Task requirements
All of the records below should be output exactly.

________________________

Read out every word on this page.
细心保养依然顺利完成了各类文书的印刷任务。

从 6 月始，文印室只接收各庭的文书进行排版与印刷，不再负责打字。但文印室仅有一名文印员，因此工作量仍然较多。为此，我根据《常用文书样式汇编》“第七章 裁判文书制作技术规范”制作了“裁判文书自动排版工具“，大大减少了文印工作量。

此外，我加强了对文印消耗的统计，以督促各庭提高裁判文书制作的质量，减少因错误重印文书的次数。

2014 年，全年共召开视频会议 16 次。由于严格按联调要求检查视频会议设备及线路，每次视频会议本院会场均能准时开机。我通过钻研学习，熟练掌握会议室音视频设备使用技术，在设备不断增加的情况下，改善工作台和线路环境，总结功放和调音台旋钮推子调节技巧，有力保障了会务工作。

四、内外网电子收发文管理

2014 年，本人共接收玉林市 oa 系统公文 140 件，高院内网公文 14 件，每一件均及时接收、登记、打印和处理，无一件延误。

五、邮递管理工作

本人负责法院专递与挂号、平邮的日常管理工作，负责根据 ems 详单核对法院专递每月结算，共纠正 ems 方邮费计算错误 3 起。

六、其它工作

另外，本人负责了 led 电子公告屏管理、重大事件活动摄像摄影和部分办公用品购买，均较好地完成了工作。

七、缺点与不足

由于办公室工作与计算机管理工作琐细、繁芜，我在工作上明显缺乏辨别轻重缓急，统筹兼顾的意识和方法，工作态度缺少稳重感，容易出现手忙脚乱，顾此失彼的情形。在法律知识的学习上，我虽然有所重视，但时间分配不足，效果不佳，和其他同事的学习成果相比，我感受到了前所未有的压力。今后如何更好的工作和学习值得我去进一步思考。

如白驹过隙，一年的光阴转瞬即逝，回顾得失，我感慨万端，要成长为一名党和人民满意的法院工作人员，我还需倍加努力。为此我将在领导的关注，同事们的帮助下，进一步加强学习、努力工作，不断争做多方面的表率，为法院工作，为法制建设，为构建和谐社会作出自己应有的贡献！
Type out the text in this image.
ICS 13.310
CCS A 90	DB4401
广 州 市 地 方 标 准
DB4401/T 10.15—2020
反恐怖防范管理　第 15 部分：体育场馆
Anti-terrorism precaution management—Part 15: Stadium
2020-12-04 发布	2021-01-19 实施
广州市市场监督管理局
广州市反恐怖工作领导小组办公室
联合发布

________________________

Response below
Read out every word on this page.
细心保养依然顺利完成了各类文书的印刷任务。

从 6 月始，文印室只接收各庭的文书进行排版与印刷，不再负责打字。但文印室仅有一名文印员，因此工作量仍然较多。为此，我根据《常用文书样式汇编》“第七章 裁判文书制作技术规范”制作了“裁判文书自动排版工具“，大大减少了文印工作量。

此外，我加强了对文印消耗的统计，以督促各庭提高裁判文书制作的质量，减少因错误重印文书的次数。

2014 年，全年共召开视频会议 16 次。由于严格按联调要求检查视频会议设备及线路，每次视频会议本院会场均能准时开机。我通过钻研学习，熟练掌握会议室音视频设备使用技术，在设备不断增加的情况下，改善工作台和线路环境，总结功放和调音台旋钮推子调节技巧，有力保障了会务工作。

四、内外网电子收发文管理

2014 年，本人共接收玉林市 oa 系统公文 140 件，高院内网公文 14 件，每一件均及时接收、登记、打印和处理，无一件延误。

五、邮递管理工作

本人负责法院专递与挂号、平邮的日常管理工作，负责根据 ems 详单核对法院专递每月结算，共纠正 ems 方邮费计算错误 3 起。

六、其它工作

另外，本人负责了 led 电子公告屏管理、重大事件活动摄像摄影和部分办公用品购买，均较好地完成了工作。

七、缺点与不足

由于办公室工作与计算机管理工作琐细、繁芜，我在工作上明显缺乏辨别轻重缓急，统筹兼顾的意识和方法，工作态度缺少稳重感，容易出现手忙脚乱，顾此失彼的情形。在法律知识的学习上，我虽然有所重视，但时间分配不足，效果不佳，和其他同事的学习成果相比，我感受到了前所未有的压力。今后如何更好的工作和学习值得我去进一步思考。

如白驹过隙，一年的光阴转瞬即逝，回顾得失，我感慨万端，要成长为一名党和人民满意的法院工作人员，我还需倍加努力。为此我将在领导的关注，同事们的帮助下，进一步加强学习、努力工作，不断争做多方面的表率，为法院工作，为法制建设，为构建和谐社会作出自己应有的贡献！
Type out the text in this image.
ICS 13.310
CCS A 90	DB4401
广 州 市 地 方 标 准
DB4401/T 10.15—2020
反恐怖防范管理　第 15 部分：体育场馆
Anti-terrorism precaution management—Part 15: Stadium
2020-12-04 发布	2021-01-19 实施
广州市市场监督管理局
广州市反恐怖工作领导小组办公室
联合发布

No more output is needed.